What you need to do: Skip the pictures and quote all of the lines exactly.
## Begin Records for the task
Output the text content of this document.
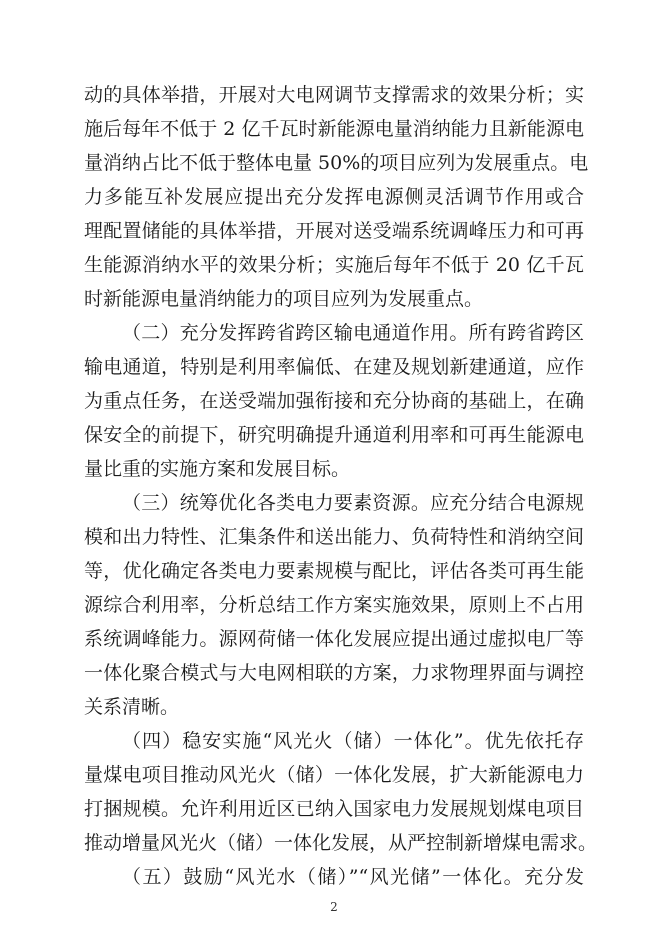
动的具体举措，开展对大电网调节支撑需求的效果分析；实
施后每年不低于 2 亿千瓦时新能源电量消纳能力且新能源电
量消纳占比不低于整体电量 50%的项目应列为发展重点。电
力多能互补发展应提出充分发挥电源侧灵活调节作用或合
理配置储能的具体举措，开展对送受端系统调峰压力和可再
生能源消纳水平的效果分析；实施后每年不低于 20 亿千瓦
时新能源电量消纳能力的项目应列为发展重点。
（二）充分发挥跨省跨区输电通道作用。所有跨省跨区
输电通道，特别是利用率偏低、在建及规划新建通道，应作
为重点任务，在送受端加强衔接和充分协商的基础上，在确
保安全的前提下，研究明确提升通道利用率和可再生能源电
量比重的实施方案和发展目标。
（三）统筹优化各类电力要素资源。应充分结合电源规
模和出力特性、汇集条件和送出能力、负荷特性和消纳空间
等，优化确定各类电力要素规模与配比，评估各类可再生能
源综合利用率，分析总结工作方案实施效果，原则上不占用
系统调峰能力。源网荷储一体化发展应提出通过虚拟电厂等
一体化聚合模式与大电网相联的方案，力求物理界面与调控
关系清晰。
（四）稳安实施“风光火（储）一体化”。优先依托存
量煤电项目推动风光火（储）一体化发展，扩大新能源电力
打捆规模。允许利用近区已纳入国家电力发展规划煤电项目
推动增量风光火（储）一体化发展，从严控制新增煤电需求。
（五）鼓励“风光水（储）”“风光储”一体化。充分发
2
## End Records for the task
The reply:
Output the text content of this document.
动的具体举措，开展对大电网调节支撑需求的效果分析；实
施后每年不低于 2 亿千瓦时新能源电量消纳能力且新能源电
量消纳占比不低于整体电量 50%的项目应列为发展重点。电
力多能互补发展应提出充分发挥电源侧灵活调节作用或合
理配置储能的具体举措，开展对送受端系统调峰压力和可再
生能源消纳水平的效果分析；实施后每年不低于 20 亿千瓦
时新能源电量消纳能力的项目应列为发展重点。
（二）充分发挥跨省跨区输电通道作用。所有跨省跨区
输电通道，特别是利用率偏低、在建及规划新建通道，应作
为重点任务，在送受端加强衔接和充分协商的基础上，在确
保安全的前提下，研究明确提升通道利用率和可再生能源电
量比重的实施方案和发展目标。
（三）统筹优化各类电力要素资源。应充分结合电源规
模和出力特性、汇集条件和送出能力、负荷特性和消纳空间
等，优化确定各类电力要素规模与配比，评估各类可再生能
源综合利用率，分析总结工作方案实施效果，原则上不占用
系统调峰能力。源网荷储一体化发展应提出通过虚拟电厂等
一体化聚合模式与大电网相联的方案，力求物理界面与调控
关系清晰。
（四）稳安实施“风光火（储）一体化”。优先依托存
量煤电项目推动风光火（储）一体化发展，扩大新能源电力
打捆规模。允许利用近区已纳入国家电力发展规划煤电项目
推动增量风光火（储）一体化发展，从严控制新增煤电需求。
（五）鼓励“风光水（储）”“风光储”一体化。充分发
2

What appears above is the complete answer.